───── Dataset records ─────

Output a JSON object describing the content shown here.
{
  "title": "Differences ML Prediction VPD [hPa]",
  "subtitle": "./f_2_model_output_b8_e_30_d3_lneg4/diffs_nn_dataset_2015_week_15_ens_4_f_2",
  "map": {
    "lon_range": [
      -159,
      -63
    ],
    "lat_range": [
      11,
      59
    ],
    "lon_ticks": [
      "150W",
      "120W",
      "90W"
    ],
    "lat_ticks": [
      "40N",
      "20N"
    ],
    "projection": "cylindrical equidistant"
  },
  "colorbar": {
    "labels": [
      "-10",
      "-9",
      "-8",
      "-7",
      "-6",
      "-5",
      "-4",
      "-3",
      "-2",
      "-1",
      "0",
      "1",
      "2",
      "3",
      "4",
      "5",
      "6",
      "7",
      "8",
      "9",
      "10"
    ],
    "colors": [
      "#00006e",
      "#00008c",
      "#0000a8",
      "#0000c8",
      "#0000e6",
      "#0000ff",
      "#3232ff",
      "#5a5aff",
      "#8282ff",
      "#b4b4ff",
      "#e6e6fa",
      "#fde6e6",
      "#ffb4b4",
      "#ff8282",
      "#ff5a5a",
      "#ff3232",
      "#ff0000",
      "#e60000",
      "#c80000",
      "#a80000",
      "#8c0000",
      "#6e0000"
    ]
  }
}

─────

→ Task
Write out the complete set of records exactly as given.

→ The response
Output a JSON object describing the content shown here.
{
  "title": "Differences ML Prediction VPD [hPa]",
  "subtitle": "./f_2_model_output_b8_e_30_d3_lneg4/diffs_nn_dataset_2015_week_15_ens_4_f_2",
  "map": {
    "lon_range": [
      -159,
      -63
    ],
    "lat_range": [
      11,
      59
    ],
    "lon_ticks": [
      "150W",
      "120W",
      "90W"
    ],
    "lat_ticks": [
      "40N",
      "20N"
    ],
    "projection": "cylindrical equidistant"
  },
  "colorbar": {
    "labels": [
      "-10",
      "-9",
      "-8",
      "-7",
      "-6",
      "-5",
      "-4",
      "-3",
      "-2",
      "-1",
      "0",
      "1",
      "2",
      "3",
      "4",
      "5",
      "6",
      "7",
      "8",
      "9",
      "10"
    ],
    "colors": [
      "#00006e",
      "#00008c",
      "#0000a8",
      "#0000c8",
      "#0000e6",
      "#0000ff",
      "#3232ff",
      "#5a5aff",
      "#8282ff",
      "#b4b4ff",
      "#e6e6fa",
      "#fde6e6",
      "#ffb4b4",
      "#ff8282",
      "#ff5a5a",
      "#ff3232",
      "#ff0000",
      "#e60000",
      "#c80000",
      "#a80000",
      "#8c0000",
      "#6e0000"
    ]
  }
}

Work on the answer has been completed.